_What you should do_
The listing below is to be output in its exact form.

_Exercise materials_
----

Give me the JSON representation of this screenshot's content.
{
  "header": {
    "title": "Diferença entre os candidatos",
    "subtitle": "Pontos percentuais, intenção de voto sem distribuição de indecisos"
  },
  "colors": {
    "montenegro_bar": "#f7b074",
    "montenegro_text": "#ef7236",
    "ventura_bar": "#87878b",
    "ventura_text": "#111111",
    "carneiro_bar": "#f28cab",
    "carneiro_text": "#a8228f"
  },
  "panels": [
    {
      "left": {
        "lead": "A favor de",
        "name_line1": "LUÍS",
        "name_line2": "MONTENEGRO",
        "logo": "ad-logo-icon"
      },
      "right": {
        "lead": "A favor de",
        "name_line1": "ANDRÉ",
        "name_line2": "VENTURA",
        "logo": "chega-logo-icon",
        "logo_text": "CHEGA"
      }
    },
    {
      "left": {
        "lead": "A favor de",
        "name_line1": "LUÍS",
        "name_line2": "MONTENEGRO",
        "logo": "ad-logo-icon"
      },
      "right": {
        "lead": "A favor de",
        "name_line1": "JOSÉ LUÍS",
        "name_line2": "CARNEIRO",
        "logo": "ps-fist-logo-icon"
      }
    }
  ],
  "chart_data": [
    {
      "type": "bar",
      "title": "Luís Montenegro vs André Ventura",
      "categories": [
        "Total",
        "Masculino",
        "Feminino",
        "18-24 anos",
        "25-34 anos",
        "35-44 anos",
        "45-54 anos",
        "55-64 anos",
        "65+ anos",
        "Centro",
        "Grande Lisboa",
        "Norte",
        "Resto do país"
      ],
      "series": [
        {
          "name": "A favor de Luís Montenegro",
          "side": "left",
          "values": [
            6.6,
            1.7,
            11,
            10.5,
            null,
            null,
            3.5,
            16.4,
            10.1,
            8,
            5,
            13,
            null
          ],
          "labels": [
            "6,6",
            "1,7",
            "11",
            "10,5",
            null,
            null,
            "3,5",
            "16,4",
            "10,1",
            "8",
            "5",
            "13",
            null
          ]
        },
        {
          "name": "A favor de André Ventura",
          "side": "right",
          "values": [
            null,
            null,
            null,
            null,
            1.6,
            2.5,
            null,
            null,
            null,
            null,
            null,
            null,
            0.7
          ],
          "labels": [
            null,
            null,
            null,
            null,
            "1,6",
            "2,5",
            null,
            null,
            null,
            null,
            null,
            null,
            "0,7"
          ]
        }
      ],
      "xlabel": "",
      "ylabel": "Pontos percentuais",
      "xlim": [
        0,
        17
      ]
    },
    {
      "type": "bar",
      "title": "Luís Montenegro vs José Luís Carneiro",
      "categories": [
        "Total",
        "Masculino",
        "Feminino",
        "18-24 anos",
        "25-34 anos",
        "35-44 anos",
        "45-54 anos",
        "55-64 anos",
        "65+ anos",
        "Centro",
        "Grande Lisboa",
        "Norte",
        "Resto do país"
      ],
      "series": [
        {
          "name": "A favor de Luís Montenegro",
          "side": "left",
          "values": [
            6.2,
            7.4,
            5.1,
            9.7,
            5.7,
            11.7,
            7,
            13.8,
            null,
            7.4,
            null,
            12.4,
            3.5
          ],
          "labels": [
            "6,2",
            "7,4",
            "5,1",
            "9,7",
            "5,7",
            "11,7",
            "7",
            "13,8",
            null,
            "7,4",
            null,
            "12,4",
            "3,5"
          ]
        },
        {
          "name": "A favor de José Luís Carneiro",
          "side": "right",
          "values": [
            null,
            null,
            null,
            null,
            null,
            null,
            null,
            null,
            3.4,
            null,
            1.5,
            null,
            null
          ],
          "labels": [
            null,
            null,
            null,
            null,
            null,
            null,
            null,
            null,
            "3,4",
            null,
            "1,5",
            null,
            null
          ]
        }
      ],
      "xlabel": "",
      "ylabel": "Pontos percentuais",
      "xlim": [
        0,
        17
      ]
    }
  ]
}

----

_Correct response_
Give me the JSON representation of this screenshot's content.
{
  "header": {
    "title": "Diferença entre os candidatos",
    "subtitle": "Pontos percentuais, intenção de voto sem distribuição de indecisos"
  },
  "colors": {
    "montenegro_bar": "#f7b074",
    "montenegro_text": "#ef7236",
    "ventura_bar": "#87878b",
    "ventura_text": "#111111",
    "carneiro_bar": "#f28cab",
    "carneiro_text": "#a8228f"
  },
  "panels": [
    {
      "left": {
        "lead": "A favor de",
        "name_line1": "LUÍS",
        "name_line2": "MONTENEGRO",
        "logo": "ad-logo-icon"
      },
      "right": {
        "lead": "A favor de",
        "name_line1": "ANDRÉ",
        "name_line2": "VENTURA",
        "logo": "chega-logo-icon",
        "logo_text": "CHEGA"
      }
    },
    {
      "left": {
        "lead": "A favor de",
        "name_line1": "LUÍS",
        "name_line2": "MONTENEGRO",
        "logo": "ad-logo-icon"
      },
      "right": {
        "lead": "A favor de",
        "name_line1": "JOSÉ LUÍS",
        "name_line2": "CARNEIRO",
        "logo": "ps-fist-logo-icon"
      }
    }
  ],
  "chart_data": [
    {
      "type": "bar",
      "title": "Luís Montenegro vs André Ventura",
      "categories": [
        "Total",
        "Masculino",
        "Feminino",
        "18-24 anos",
        "25-34 anos",
        "35-44 anos",
        "45-54 anos",
        "55-64 anos",
        "65+ anos",
        "Centro",
        "Grande Lisboa",
        "Norte",
        "Resto do país"
      ],
      "series": [
        {
          "name": "A favor de Luís Montenegro",
          "side": "left",
          "values": [
            6.6,
            1.7,
            11,
            10.5,
            null,
            null,
            3.5,
            16.4,
            10.1,
            8,
            5,
            13,
            null
          ],
          "labels": [
            "6,6",
            "1,7",
            "11",
            "10,5",
            null,
            null,
            "3,5",
            "16,4",
            "10,1",
            "8",
            "5",
            "13",
            null
          ]
        },
        {
          "name": "A favor de André Ventura",
          "side": "right",
          "values": [
            null,
            null,
            null,
            null,
            1.6,
            2.5,
            null,
            null,
            null,
            null,
            null,
            null,
            0.7
          ],
          "labels": [
            null,
            null,
            null,
            null,
            "1,6",
            "2,5",
            null,
            null,
            null,
            null,
            null,
            null,
            "0,7"
          ]
        }
      ],
      "xlabel": "",
      "ylabel": "Pontos percentuais",
      "xlim": [
        0,
        17
      ]
    },
    {
      "type": "bar",
      "title": "Luís Montenegro vs José Luís Carneiro",
      "categories": [
        "Total",
        "Masculino",
        "Feminino",
        "18-24 anos",
        "25-34 anos",
        "35-44 anos",
        "45-54 anos",
        "55-64 anos",
        "65+ anos",
        "Centro",
        "Grande Lisboa",
        "Norte",
        "Resto do país"
      ],
      "series": [
        {
          "name": "A favor de Luís Montenegro",
          "side": "left",
          "values": [
            6.2,
            7.4,
            5.1,
            9.7,
            5.7,
            11.7,
            7,
            13.8,
            null,
            7.4,
            null,
            12.4,
            3.5
          ],
          "labels": [
            "6,2",
            "7,4",
            "5,1",
            "9,7",
            "5,7",
            "11,7",
            "7",
            "13,8",
            null,
            "7,4",
            null,
            "12,4",
            "3,5"
          ]
        },
        {
          "name": "A favor de José Luís Carneiro",
          "side": "right",
          "values": [
            null,
            null,
            null,
            null,
            null,
            null,
            null,
            null,
            3.4,
            null,
            1.5,
            null,
            null
          ],
          "labels": [
            null,
            null,
            null,
            null,
            null,
            null,
            null,
            null,
            "3,4",
            null,
            "1,5",
            null,
            null
          ]
        }
      ],
      "xlabel": "",
      "ylabel": "Pontos percentuais",
      "xlim": [
        0,
        17
      ]
    }
  ]
}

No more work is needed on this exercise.